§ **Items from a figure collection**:
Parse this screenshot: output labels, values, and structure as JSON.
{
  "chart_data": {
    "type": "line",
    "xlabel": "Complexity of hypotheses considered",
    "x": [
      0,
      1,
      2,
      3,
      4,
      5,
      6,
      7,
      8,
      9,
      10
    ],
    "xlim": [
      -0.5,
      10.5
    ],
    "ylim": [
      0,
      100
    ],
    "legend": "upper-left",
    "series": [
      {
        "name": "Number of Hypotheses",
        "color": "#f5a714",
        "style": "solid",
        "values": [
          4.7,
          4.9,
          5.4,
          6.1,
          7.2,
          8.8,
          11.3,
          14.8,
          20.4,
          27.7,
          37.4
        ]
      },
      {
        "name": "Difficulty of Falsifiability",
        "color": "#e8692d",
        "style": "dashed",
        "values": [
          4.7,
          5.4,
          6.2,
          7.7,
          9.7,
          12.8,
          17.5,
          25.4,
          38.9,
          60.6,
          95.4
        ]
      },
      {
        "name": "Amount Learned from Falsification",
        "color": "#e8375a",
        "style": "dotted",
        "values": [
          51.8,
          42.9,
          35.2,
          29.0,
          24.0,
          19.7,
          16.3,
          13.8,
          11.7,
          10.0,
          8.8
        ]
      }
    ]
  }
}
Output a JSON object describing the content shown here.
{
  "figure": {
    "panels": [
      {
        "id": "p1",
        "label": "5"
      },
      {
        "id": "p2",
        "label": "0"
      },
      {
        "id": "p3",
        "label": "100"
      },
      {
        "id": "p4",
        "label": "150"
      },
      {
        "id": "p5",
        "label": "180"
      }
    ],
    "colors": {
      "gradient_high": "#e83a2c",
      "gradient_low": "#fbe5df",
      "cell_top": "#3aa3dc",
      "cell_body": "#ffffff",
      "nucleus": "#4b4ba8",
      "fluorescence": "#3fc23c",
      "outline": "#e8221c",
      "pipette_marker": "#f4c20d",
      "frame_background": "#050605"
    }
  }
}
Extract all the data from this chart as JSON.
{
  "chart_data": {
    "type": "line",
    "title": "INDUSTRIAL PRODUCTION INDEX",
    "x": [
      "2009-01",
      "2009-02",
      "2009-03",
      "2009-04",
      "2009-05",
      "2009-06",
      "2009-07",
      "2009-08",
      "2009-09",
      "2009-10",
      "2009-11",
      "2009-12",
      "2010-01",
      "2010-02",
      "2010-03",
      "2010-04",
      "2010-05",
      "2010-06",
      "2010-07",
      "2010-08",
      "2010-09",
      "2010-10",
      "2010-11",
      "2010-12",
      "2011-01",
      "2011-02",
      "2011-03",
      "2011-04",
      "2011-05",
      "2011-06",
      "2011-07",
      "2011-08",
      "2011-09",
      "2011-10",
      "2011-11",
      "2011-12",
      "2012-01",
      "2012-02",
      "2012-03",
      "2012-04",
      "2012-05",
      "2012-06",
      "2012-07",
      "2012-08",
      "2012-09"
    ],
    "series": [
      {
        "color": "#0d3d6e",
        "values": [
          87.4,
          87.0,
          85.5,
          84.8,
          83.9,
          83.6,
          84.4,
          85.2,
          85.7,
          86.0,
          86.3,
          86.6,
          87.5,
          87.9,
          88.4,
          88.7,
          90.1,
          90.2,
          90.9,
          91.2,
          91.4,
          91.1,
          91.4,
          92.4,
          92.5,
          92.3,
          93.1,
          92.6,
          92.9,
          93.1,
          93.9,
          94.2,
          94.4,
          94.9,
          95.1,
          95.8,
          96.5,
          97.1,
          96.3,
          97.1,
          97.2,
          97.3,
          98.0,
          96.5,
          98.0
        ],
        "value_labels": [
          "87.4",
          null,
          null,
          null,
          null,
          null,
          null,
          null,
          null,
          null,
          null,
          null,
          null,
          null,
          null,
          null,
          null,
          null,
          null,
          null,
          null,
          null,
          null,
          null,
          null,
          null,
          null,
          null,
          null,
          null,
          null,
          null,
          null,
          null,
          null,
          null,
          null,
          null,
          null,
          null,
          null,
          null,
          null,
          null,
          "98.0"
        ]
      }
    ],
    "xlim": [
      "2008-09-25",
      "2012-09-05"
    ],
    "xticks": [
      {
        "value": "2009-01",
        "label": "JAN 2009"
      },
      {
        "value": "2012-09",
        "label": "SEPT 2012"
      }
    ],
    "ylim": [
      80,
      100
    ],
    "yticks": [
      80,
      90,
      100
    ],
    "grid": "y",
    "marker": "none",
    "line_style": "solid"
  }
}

§ **EXERCISE TASK**:
Copy out each record from above, exactly.

§ **EXERCISE SOLUTION**:
Parse this screenshot: output labels, values, and structure as JSON.
{
  "chart_data": {
    "type": "line",
    "xlabel": "Complexity of hypotheses considered",
    "x": [
      0,
      1,
      2,
      3,
      4,
      5,
      6,
      7,
      8,
      9,
      10
    ],
    "xlim": [
      -0.5,
      10.5
    ],
    "ylim": [
      0,
      100
    ],
    "legend": "upper-left",
    "series": [
      {
        "name": "Number of Hypotheses",
        "color": "#f5a714",
        "style": "solid",
        "values": [
          4.7,
          4.9,
          5.4,
          6.1,
          7.2,
          8.8,
          11.3,
          14.8,
          20.4,
          27.7,
          37.4
        ]
      },
      {
        "name": "Difficulty of Falsifiability",
        "color": "#e8692d",
        "style": "dashed",
        "values": [
          4.7,
          5.4,
          6.2,
          7.7,
          9.7,
          12.8,
          17.5,
          25.4,
          38.9,
          60.6,
          95.4
        ]
      },
      {
        "name": "Amount Learned from Falsification",
        "color": "#e8375a",
        "style": "dotted",
        "values": [
          51.8,
          42.9,
          35.2,
          29.0,
          24.0,
          19.7,
          16.3,
          13.8,
          11.7,
          10.0,
          8.8
        ]
      }
    ]
  }
}
Output a JSON object describing the content shown here.
{
  "figure": {
    "panels": [
      {
        "id": "p1",
        "label": "5"
      },
      {
        "id": "p2",
        "label": "0"
      },
      {
        "id": "p3",
        "label": "100"
      },
      {
        "id": "p4",
        "label": "150"
      },
      {
        "id": "p5",
        "label": "180"
      }
    ],
    "colors": {
      "gradient_high": "#e83a2c",
      "gradient_low": "#fbe5df",
      "cell_top": "#3aa3dc",
      "cell_body": "#ffffff",
      "nucleus": "#4b4ba8",
      "fluorescence": "#3fc23c",
      "outline": "#e8221c",
      "pipette_marker": "#f4c20d",
      "frame_background": "#050605"
    }
  }
}
Extract all the data from this chart as JSON.
{
  "chart_data": {
    "type": "line",
    "title": "INDUSTRIAL PRODUCTION INDEX",
    "x": [
      "2009-01",
      "2009-02",
      "2009-03",
      "2009-04",
      "2009-05",
      "2009-06",
      "2009-07",
      "2009-08",
      "2009-09",
      "2009-10",
      "2009-11",
      "2009-12",
      "2010-01",
      "2010-02",
      "2010-03",
      "2010-04",
      "2010-05",
      "2010-06",
      "2010-07",
      "2010-08",
      "2010-09",
      "2010-10",
      "2010-11",
      "2010-12",
      "2011-01",
      "2011-02",
      "2011-03",
      "2011-04",
      "2011-05",
      "2011-06",
      "2011-07",
      "2011-08",
      "2011-09",
      "2011-10",
      "2011-11",
      "2011-12",
      "2012-01",
      "2012-02",
      "2012-03",
      "2012-04",
      "2012-05",
      "2012-06",
      "2012-07",
      "2012-08",
      "2012-09"
    ],
    "series": [
      {
        "color": "#0d3d6e",
        "values": [
          87.4,
          87.0,
          85.5,
          84.8,
          83.9,
          83.6,
          84.4,
          85.2,
          85.7,
          86.0,
          86.3,
          86.6,
          87.5,
          87.9,
          88.4,
          88.7,
          90.1,
          90.2,
          90.9,
          91.2,
          91.4,
          91.1,
          91.4,
          92.4,
          92.5,
          92.3,
          93.1,
          92.6,
          92.9,
          93.1,
          93.9,
          94.2,
          94.4,
          94.9,
          95.1,
          95.8,
          96.5,
          97.1,
          96.3,
          97.1,
          97.2,
          97.3,
          98.0,
          96.5,
          98.0
        ],
        "value_labels": [
          "87.4",
          null,
          null,
          null,
          null,
          null,
          null,
          null,
          null,
          null,
          null,
          null,
          null,
          null,
          null,
          null,
          null,
          null,
          null,
          null,
          null,
          null,
          null,
          null,
          null,
          null,
          null,
          null,
          null,
          null,
          null,
          null,
          null,
          null,
          null,
          null,
          null,
          null,
          null,
          null,
          null,
          null,
          null,
          null,
          "98.0"
        ]
      }
    ],
    "xlim": [
      "2008-09-25",
      "2012-09-05"
    ],
    "xticks": [
      {
        "value": "2009-01",
        "label": "JAN 2009"
      },
      {
        "value": "2012-09",
        "label": "SEPT 2012"
      }
    ],
    "ylim": [
      80,
      100
    ],
    "yticks": [
      80,
      90,
      100
    ],
    "grid": "y",
    "marker": "none",
    "line_style": "solid"
  }
}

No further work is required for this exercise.